- Instruction -
Each line in the entries below that holds the string "hard" is to be listed.

** START OF Records supplied **

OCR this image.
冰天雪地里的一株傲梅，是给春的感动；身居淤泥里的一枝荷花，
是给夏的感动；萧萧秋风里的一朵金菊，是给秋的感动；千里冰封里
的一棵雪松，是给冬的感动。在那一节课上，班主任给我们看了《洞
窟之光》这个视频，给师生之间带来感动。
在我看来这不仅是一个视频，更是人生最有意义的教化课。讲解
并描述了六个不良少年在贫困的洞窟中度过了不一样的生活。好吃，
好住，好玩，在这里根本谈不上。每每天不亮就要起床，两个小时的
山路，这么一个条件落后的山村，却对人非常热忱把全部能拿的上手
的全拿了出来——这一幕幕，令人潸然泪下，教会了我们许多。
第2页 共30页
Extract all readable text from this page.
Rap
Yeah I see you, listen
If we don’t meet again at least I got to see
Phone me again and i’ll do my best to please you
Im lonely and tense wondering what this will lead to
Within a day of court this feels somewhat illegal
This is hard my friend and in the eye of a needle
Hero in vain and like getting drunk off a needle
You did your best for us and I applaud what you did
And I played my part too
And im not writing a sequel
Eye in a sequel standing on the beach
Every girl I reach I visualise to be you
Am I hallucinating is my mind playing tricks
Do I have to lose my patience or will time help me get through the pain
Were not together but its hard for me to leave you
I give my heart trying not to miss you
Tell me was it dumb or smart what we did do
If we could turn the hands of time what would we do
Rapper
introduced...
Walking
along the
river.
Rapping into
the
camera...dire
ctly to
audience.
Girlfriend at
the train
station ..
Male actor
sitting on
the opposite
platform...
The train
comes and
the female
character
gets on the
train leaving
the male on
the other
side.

** END OF Records supplied **

- Expected answer -
This is hard my friend and in the eye of a needle
Were not together but its hard for me to leave you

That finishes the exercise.